Stated problem:
For the listing below, give the count of lines containing the string "Indicator" and nothing else.

--- Given records ---

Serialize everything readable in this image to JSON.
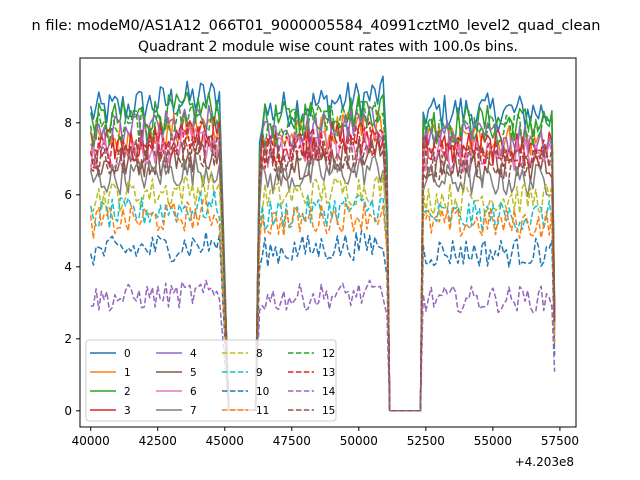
{
  "figure": {
    "suptitle": "n file: modeM0/AS1A12_066T01_9000005584_40991cztM0_level2_quad_clean",
    "title": "Quadrant 2 module wise count rates with 100.0s bins."
  },
  "chart_data": {
    "type": "line",
    "title": "Quadrant 2 module wise count rates with 100.0s bins.",
    "xlabel": "",
    "ylabel": "",
    "x_offset_label": "+4.203e8",
    "xlim": [
      39600,
      58100
    ],
    "ylim": [
      -0.45,
      9.8
    ],
    "x_ticks": [
      40000,
      42500,
      45000,
      47500,
      50000,
      52500,
      55000,
      57500
    ],
    "y_ticks": [
      0,
      2,
      4,
      6,
      8
    ],
    "grid": false,
    "legend": {
      "placement": "lower-left",
      "columns": 4
    },
    "time_segments": [
      [
        40000,
        44800
      ],
      [
        46400,
        50900
      ],
      [
        52400,
        57200
      ]
    ],
    "drop_ends": [
      [
        45050,
        46200
      ],
      [
        51150,
        52300
      ],
      [
        57300
      ]
    ],
    "series": [
      {
        "name": "0",
        "color": "#1f77b4",
        "dash": "solid",
        "level": 8.3
      },
      {
        "name": "1",
        "color": "#ff7f0e",
        "dash": "solid",
        "level": 7.5
      },
      {
        "name": "2",
        "color": "#2ca02c",
        "dash": "solid",
        "level": 8.0
      },
      {
        "name": "3",
        "color": "#d62728",
        "dash": "solid",
        "level": 7.3
      },
      {
        "name": "4",
        "color": "#9467bd",
        "dash": "solid",
        "level": 7.6
      },
      {
        "name": "5",
        "color": "#8c564b",
        "dash": "solid",
        "level": 6.8
      },
      {
        "name": "6",
        "color": "#e377c2",
        "dash": "solid",
        "level": 7.1
      },
      {
        "name": "7",
        "color": "#7f7f7f",
        "dash": "solid",
        "level": 6.4
      },
      {
        "name": "8",
        "color": "#bcbd22",
        "dash": "dashed",
        "level": 5.9
      },
      {
        "name": "9",
        "color": "#17becf",
        "dash": "dashed",
        "level": 5.4
      },
      {
        "name": "10",
        "color": "#1f77b4",
        "dash": "dashed",
        "level": 4.4
      },
      {
        "name": "11",
        "color": "#ff7f0e",
        "dash": "dashed",
        "level": 5.2
      },
      {
        "name": "12",
        "color": "#2ca02c",
        "dash": "dashed",
        "level": 7.8
      },
      {
        "name": "13",
        "color": "#d62728",
        "dash": "dashed",
        "level": 7.2
      },
      {
        "name": "14",
        "color": "#9467bd",
        "dash": "dashed",
        "level": 3.1
      },
      {
        "name": "15",
        "color": "#8c564b",
        "dash": "dashed",
        "level": 6.9
      }
    ]
  }
}
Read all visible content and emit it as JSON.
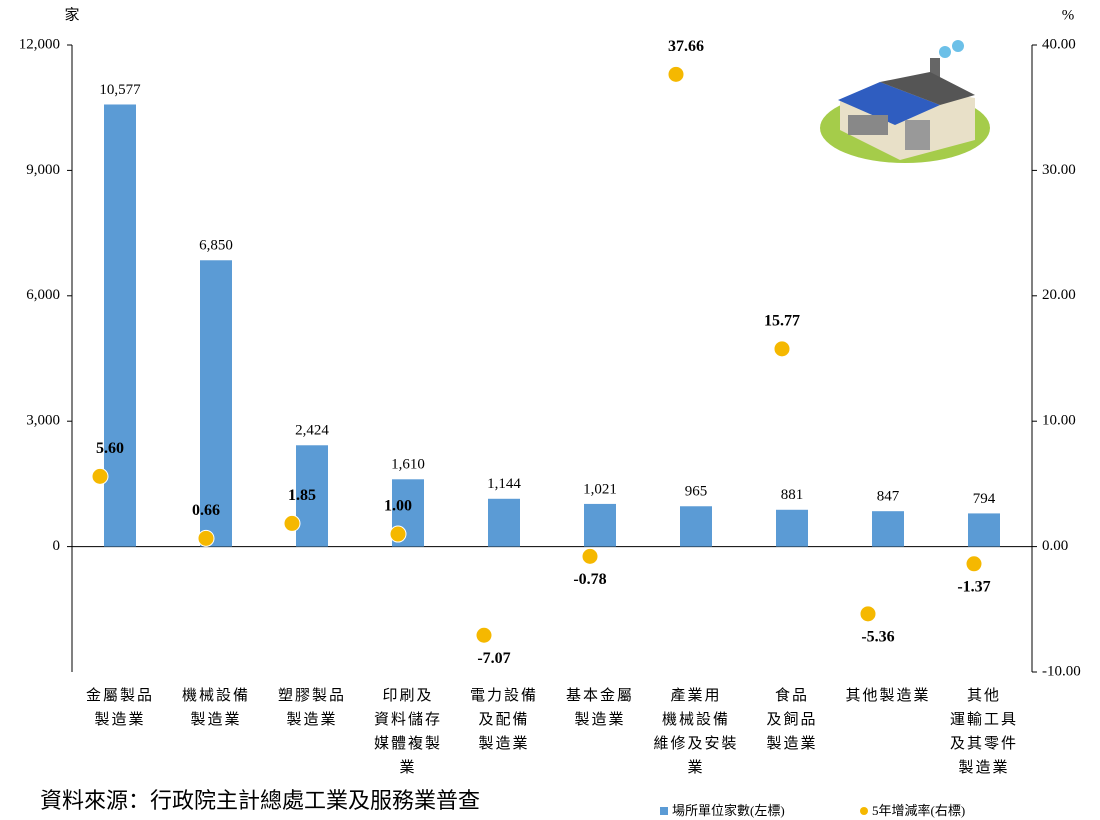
{
  "chart_data": {
    "type": "bar",
    "categories": [
      "金屬製品\n製造業",
      "機械設備\n製造業",
      "塑膠製品\n製造業",
      "印刷及\n資料儲存\n媒體複製\n業",
      "電力設備\n及配備\n製造業",
      "基本金屬\n製造業",
      "產業用\n機械設備\n維修及安裝\n業",
      "食品\n及飼品\n製造業",
      "其他製造業",
      "其他\n運輸工具\n及其零件\n製造業"
    ],
    "series": [
      {
        "name": "場所單位家數(左標)",
        "type": "bar",
        "color": "#5b9bd5",
        "values": [
          10577,
          6850,
          2424,
          1610,
          1144,
          1021,
          965,
          881,
          847,
          794
        ],
        "value_labels": [
          "10,577",
          "6,850",
          "2,424",
          "1,610",
          "1,144",
          "1,021",
          "965",
          "881",
          "847",
          "794"
        ]
      },
      {
        "name": "5年增減率(右標)",
        "type": "scatter",
        "axis": "y2",
        "color": "#f5b800",
        "values": [
          5.6,
          0.66,
          1.85,
          1.0,
          -7.07,
          -0.78,
          37.66,
          15.77,
          -5.36,
          -1.37
        ],
        "value_labels": [
          "5.60",
          "0.66",
          "1.85",
          "1.00",
          "-7.07",
          "-0.78",
          "37.66",
          "15.77",
          "-5.36",
          "-1.37"
        ]
      }
    ],
    "ylabel": "家",
    "y2label": "%",
    "ylim": [
      -3000,
      12000
    ],
    "yticks": [
      0,
      {
        "value": 3000,
        "label": "3,000"
      },
      {
        "value": 6000,
        "label": "6,000"
      },
      {
        "value": 9000,
        "label": "9,000"
      },
      {
        "value": 12000,
        "label": "12,000"
      }
    ],
    "y2lim": [
      -10,
      40
    ],
    "y2ticks": [
      {
        "value": -10,
        "label": "-10.00"
      },
      {
        "value": 0,
        "label": "0.00"
      },
      {
        "value": 10,
        "label": "10.00"
      },
      {
        "value": 20,
        "label": "20.00"
      },
      {
        "value": 30,
        "label": "30.00"
      },
      {
        "value": 40,
        "label": "40.00"
      }
    ],
    "legend": "bottom-right",
    "source": "資料來源：行政院主計總處工業及服務業普查"
  }
}
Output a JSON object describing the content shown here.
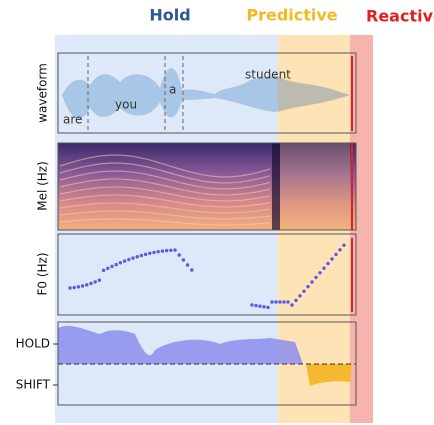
{
  "header": {
    "hold": "Hold",
    "predictive": "Predictive",
    "reactive": "Reactive"
  },
  "panels": {
    "waveform": "waveform",
    "mel": "Mel (Hz)",
    "f0": "F0 (Hz)",
    "hold": "HOLD",
    "shift": "SHIFT"
  },
  "words": [
    "are",
    "you",
    "a",
    "student"
  ]
}
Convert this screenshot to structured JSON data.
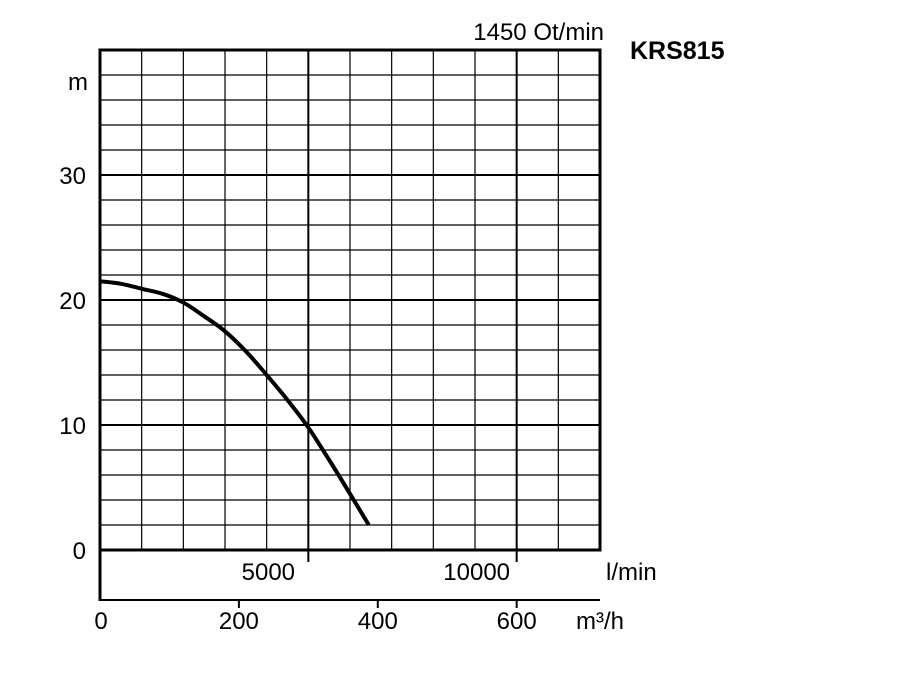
{
  "chart_data": {
    "type": "line",
    "model": "KRS815",
    "speed_label": "1450 Ot/min",
    "y_unit": "m",
    "flow_unit_lpm": "l/min",
    "flow_unit_m3h": "m³/h",
    "ylim": [
      0,
      40
    ],
    "xlim_lpm": [
      0,
      12000
    ],
    "y_ticks": [
      0,
      10,
      20,
      30
    ],
    "x_ticks_lpm": [
      5000,
      10000
    ],
    "x_ticks_m3h": [
      0,
      200,
      400,
      600
    ],
    "grid": true,
    "series": [
      {
        "x": [
          0,
          500,
          1000,
          1500,
          2000,
          2500,
          3000,
          3500,
          4000,
          4500,
          5000,
          5500,
          6000,
          6450
        ],
        "y": [
          21.5,
          21.3,
          20.9,
          20.5,
          19.8,
          18.7,
          17.5,
          15.9,
          14.0,
          12.0,
          9.8,
          7.2,
          4.5,
          2.0
        ]
      }
    ]
  }
}
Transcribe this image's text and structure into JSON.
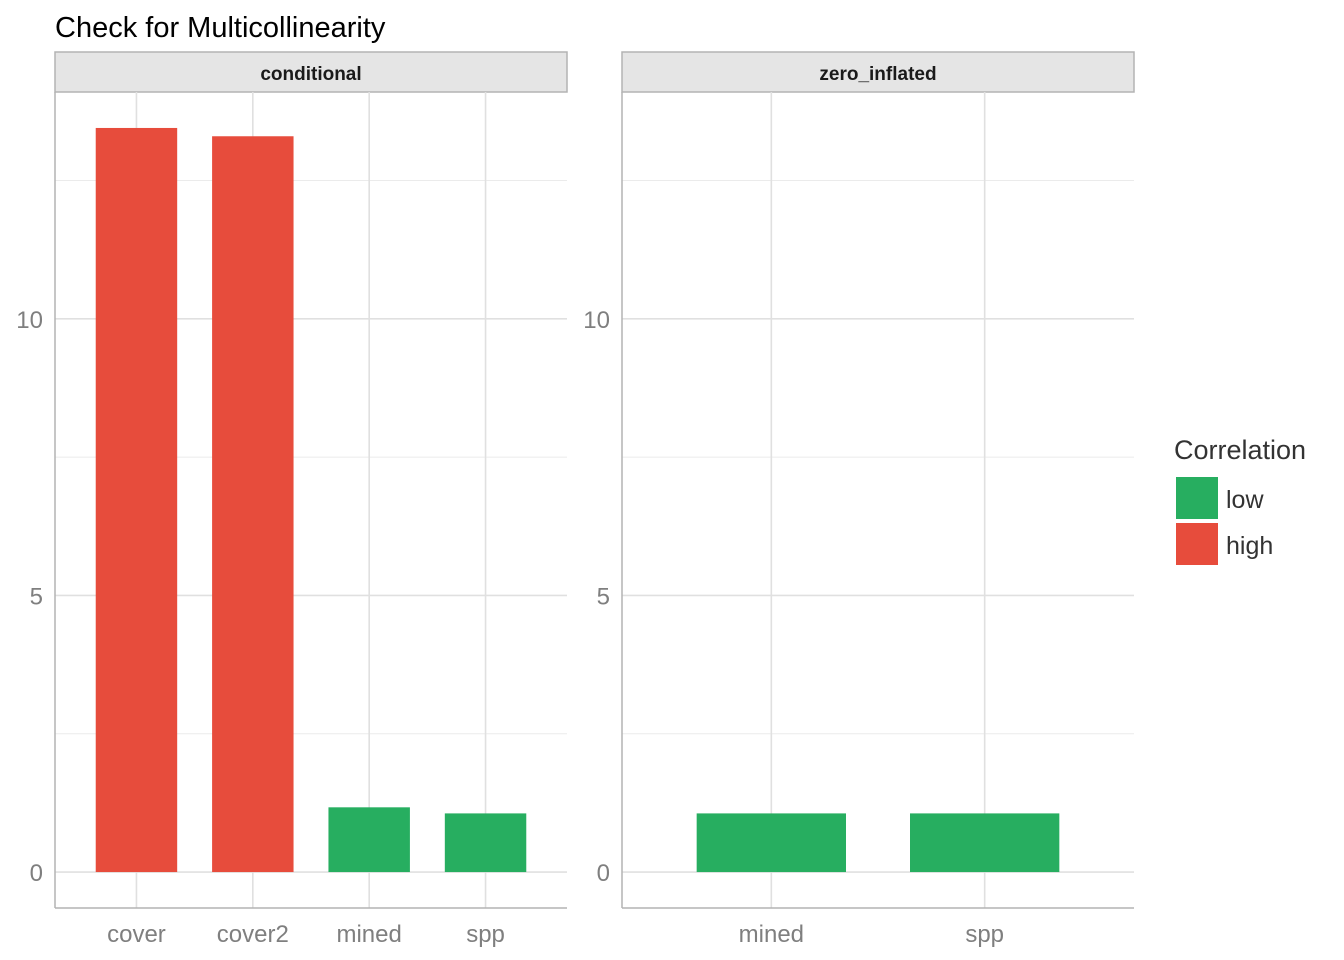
{
  "title": "Check for Multicollinearity",
  "colors": {
    "low": "#27AE60",
    "high": "#E74C3C"
  },
  "legend": {
    "title": "Correlation",
    "items": [
      {
        "label": "low",
        "key": "low"
      },
      {
        "label": "high",
        "key": "high"
      }
    ]
  },
  "chart_data": {
    "type": "bar",
    "title": "Check for Multicollinearity",
    "xlabel": "",
    "ylabel": "",
    "ylim": [
      -0.65,
      14.1
    ],
    "yticks": [
      0,
      5,
      10
    ],
    "grid": true,
    "legend_position": "right",
    "panels": [
      {
        "name": "conditional",
        "categories": [
          "cover",
          "cover2",
          "mined",
          "spp"
        ],
        "values": [
          13.45,
          13.3,
          1.17,
          1.06
        ],
        "correlation": [
          "high",
          "high",
          "low",
          "low"
        ]
      },
      {
        "name": "zero_inflated",
        "categories": [
          "mined",
          "spp"
        ],
        "values": [
          1.06,
          1.06
        ],
        "correlation": [
          "low",
          "low"
        ]
      }
    ]
  }
}
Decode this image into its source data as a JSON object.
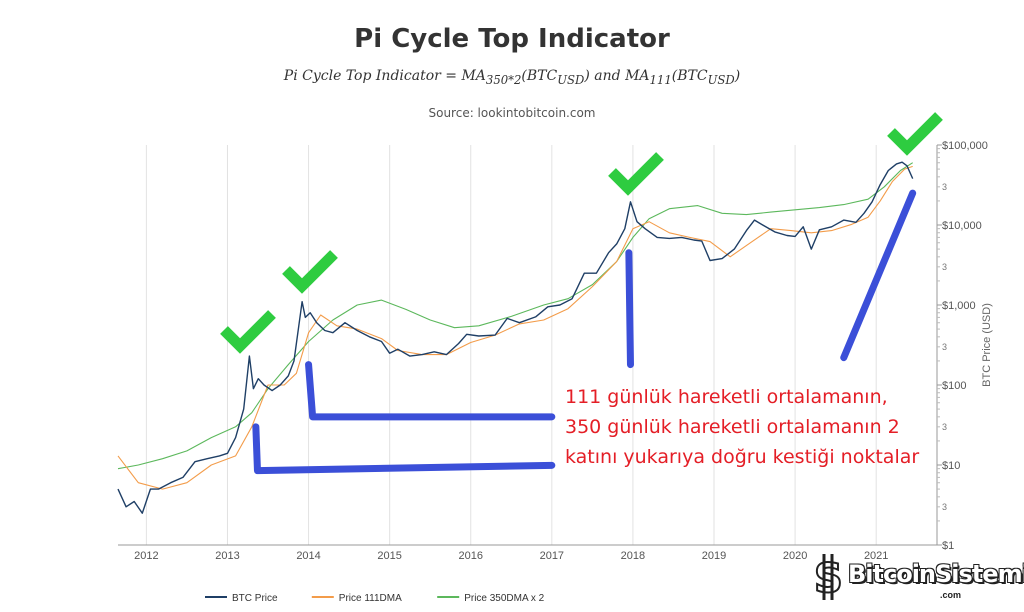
{
  "chart_data": {
    "type": "line",
    "title": "Pi Cycle Top Indicator",
    "subtitle": "Pi Cycle Top Indicator = MA350*2(BTCUSD) and MA111(BTCUSD)",
    "source": "Source: lookintobitcoin.com",
    "ylabel": "BTC Price (USD)",
    "yscale": "log",
    "ylim": [
      1,
      100000
    ],
    "xlim": [
      2011.65,
      2021.75
    ],
    "x_ticks": [
      "2012",
      "2013",
      "2014",
      "2015",
      "2016",
      "2017",
      "2018",
      "2019",
      "2020",
      "2021"
    ],
    "y_ticks": [
      "$1",
      "$10",
      "$100",
      "$1,000",
      "$10,000",
      "$100,000"
    ],
    "legend_position": "bottom-left",
    "series": [
      {
        "name": "BTC Price",
        "color": "#1f3f66",
        "x": [
          2011.65,
          2011.75,
          2011.85,
          2011.95,
          2012.05,
          2012.15,
          2012.3,
          2012.45,
          2012.6,
          2012.75,
          2012.9,
          2013.0,
          2013.1,
          2013.2,
          2013.27,
          2013.32,
          2013.38,
          2013.45,
          2013.55,
          2013.65,
          2013.75,
          2013.82,
          2013.88,
          2013.92,
          2013.96,
          2014.02,
          2014.1,
          2014.2,
          2014.3,
          2014.45,
          2014.6,
          2014.75,
          2014.9,
          2015.0,
          2015.1,
          2015.25,
          2015.4,
          2015.55,
          2015.7,
          2015.85,
          2015.95,
          2016.1,
          2016.3,
          2016.45,
          2016.6,
          2016.8,
          2016.95,
          2017.1,
          2017.25,
          2017.4,
          2017.55,
          2017.7,
          2017.8,
          2017.9,
          2017.97,
          2018.05,
          2018.15,
          2018.3,
          2018.45,
          2018.6,
          2018.75,
          2018.85,
          2018.95,
          2019.1,
          2019.25,
          2019.4,
          2019.5,
          2019.6,
          2019.75,
          2019.9,
          2020.0,
          2020.1,
          2020.2,
          2020.3,
          2020.45,
          2020.6,
          2020.75,
          2020.85,
          2020.95,
          2021.05,
          2021.15,
          2021.25,
          2021.32,
          2021.38,
          2021.45
        ],
        "y": [
          5,
          3,
          3.5,
          2.5,
          5,
          5,
          6,
          7,
          11,
          12,
          13,
          14,
          22,
          50,
          230,
          90,
          120,
          100,
          85,
          100,
          130,
          200,
          550,
          1100,
          700,
          800,
          600,
          480,
          450,
          600,
          480,
          400,
          350,
          250,
          280,
          230,
          240,
          260,
          240,
          330,
          430,
          410,
          420,
          680,
          600,
          710,
          950,
          1000,
          1200,
          2500,
          2500,
          4500,
          5800,
          9000,
          19500,
          11000,
          9000,
          7000,
          6800,
          7000,
          6500,
          6300,
          3600,
          3800,
          5000,
          8500,
          11500,
          10000,
          8200,
          7400,
          7200,
          9500,
          5000,
          8700,
          9500,
          11500,
          10800,
          14000,
          19500,
          32000,
          48000,
          58000,
          61000,
          55000,
          38000
        ]
      },
      {
        "name": "Price 111DMA",
        "color": "#f39c4a",
        "x": [
          2011.65,
          2011.9,
          2012.2,
          2012.5,
          2012.8,
          2013.1,
          2013.3,
          2013.5,
          2013.7,
          2013.85,
          2014.0,
          2014.15,
          2014.35,
          2014.6,
          2014.9,
          2015.1,
          2015.4,
          2015.7,
          2016.0,
          2016.3,
          2016.6,
          2016.9,
          2017.2,
          2017.5,
          2017.8,
          2018.0,
          2018.2,
          2018.45,
          2018.7,
          2018.95,
          2019.2,
          2019.45,
          2019.7,
          2019.95,
          2020.2,
          2020.45,
          2020.7,
          2020.9,
          2021.05,
          2021.2,
          2021.35,
          2021.45
        ],
        "y": [
          13,
          6,
          5,
          6,
          10,
          13,
          30,
          100,
          100,
          140,
          450,
          750,
          550,
          500,
          380,
          270,
          240,
          240,
          340,
          420,
          580,
          650,
          900,
          1700,
          3500,
          9000,
          11000,
          8000,
          7000,
          6200,
          4000,
          6000,
          9000,
          8500,
          8000,
          8500,
          10200,
          12500,
          20000,
          35000,
          50000,
          54000
        ]
      },
      {
        "name": "Price 350DMA x 2",
        "color": "#5cb85c",
        "x": [
          2011.65,
          2011.9,
          2012.2,
          2012.5,
          2012.8,
          2013.1,
          2013.3,
          2013.5,
          2013.75,
          2014.0,
          2014.3,
          2014.6,
          2014.9,
          2015.2,
          2015.5,
          2015.8,
          2016.1,
          2016.5,
          2016.9,
          2017.2,
          2017.5,
          2017.8,
          2018.0,
          2018.2,
          2018.45,
          2018.8,
          2019.1,
          2019.4,
          2019.7,
          2020.0,
          2020.3,
          2020.6,
          2020.9,
          2021.1,
          2021.3,
          2021.45
        ],
        "y": [
          9,
          10,
          12,
          15,
          22,
          30,
          45,
          90,
          180,
          350,
          650,
          1000,
          1150,
          880,
          650,
          520,
          550,
          720,
          1000,
          1200,
          1800,
          3500,
          7000,
          12000,
          16000,
          17500,
          14000,
          13500,
          14500,
          15500,
          16500,
          18000,
          21000,
          30000,
          48000,
          60000
        ]
      }
    ],
    "annotation": [
      "111 günlük hareketli ortalamanın,",
      "350 günlük hareketli ortalamanın 2",
      "katını yukarıya doğru kestiği noktalar"
    ],
    "checkmark_dates": [
      2013.3,
      2013.95,
      2017.95,
      2021.3
    ],
    "watermark": "BitcoinSistemi",
    "watermark_sub": ".com",
    "colors": {
      "checkmark": "#2ecc40",
      "marker": "#3b4fd8",
      "annotation": "#e41e26",
      "grid": "#e2e2e2"
    }
  }
}
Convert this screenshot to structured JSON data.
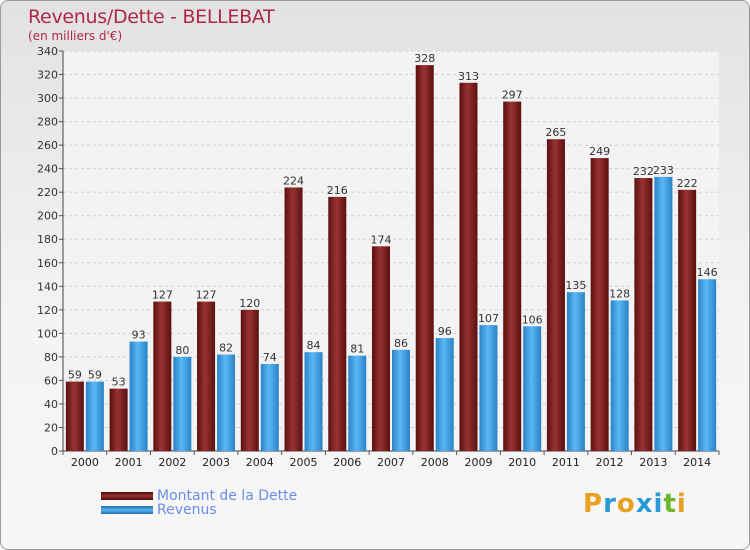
{
  "title": "Revenus/Dette - BELLEBAT",
  "subtitle": "(en milliers d'€)",
  "logo": {
    "letters": [
      "P",
      "r",
      "o",
      "x",
      "i",
      "t",
      "i"
    ],
    "colors": [
      "#e8a020",
      "#2a9ad6",
      "#e8a020",
      "#2a9ad6",
      "#2a9ad6",
      "#6cb82a",
      "#e8a020"
    ]
  },
  "colors": {
    "dette": "#7a1e1e",
    "revenus": "#3a9ee6",
    "title": "#b0264a"
  },
  "chart_data": {
    "type": "bar",
    "categories": [
      "2000",
      "2001",
      "2002",
      "2003",
      "2004",
      "2005",
      "2006",
      "2007",
      "2008",
      "2009",
      "2010",
      "2011",
      "2012",
      "2013",
      "2014"
    ],
    "series": [
      {
        "name": "Montant de la Dette",
        "values": [
          59,
          53,
          127,
          127,
          120,
          224,
          216,
          174,
          328,
          313,
          297,
          265,
          249,
          232,
          222
        ]
      },
      {
        "name": "Revenus",
        "values": [
          59,
          93,
          80,
          82,
          74,
          84,
          81,
          86,
          96,
          107,
          106,
          135,
          128,
          233,
          146
        ]
      }
    ],
    "ylim": [
      0,
      340
    ],
    "yticks": [
      0,
      20,
      40,
      60,
      80,
      100,
      120,
      140,
      160,
      180,
      200,
      220,
      240,
      260,
      280,
      300,
      320,
      340
    ],
    "grid": true,
    "legend": "bottom-left"
  }
}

---

Answer:
2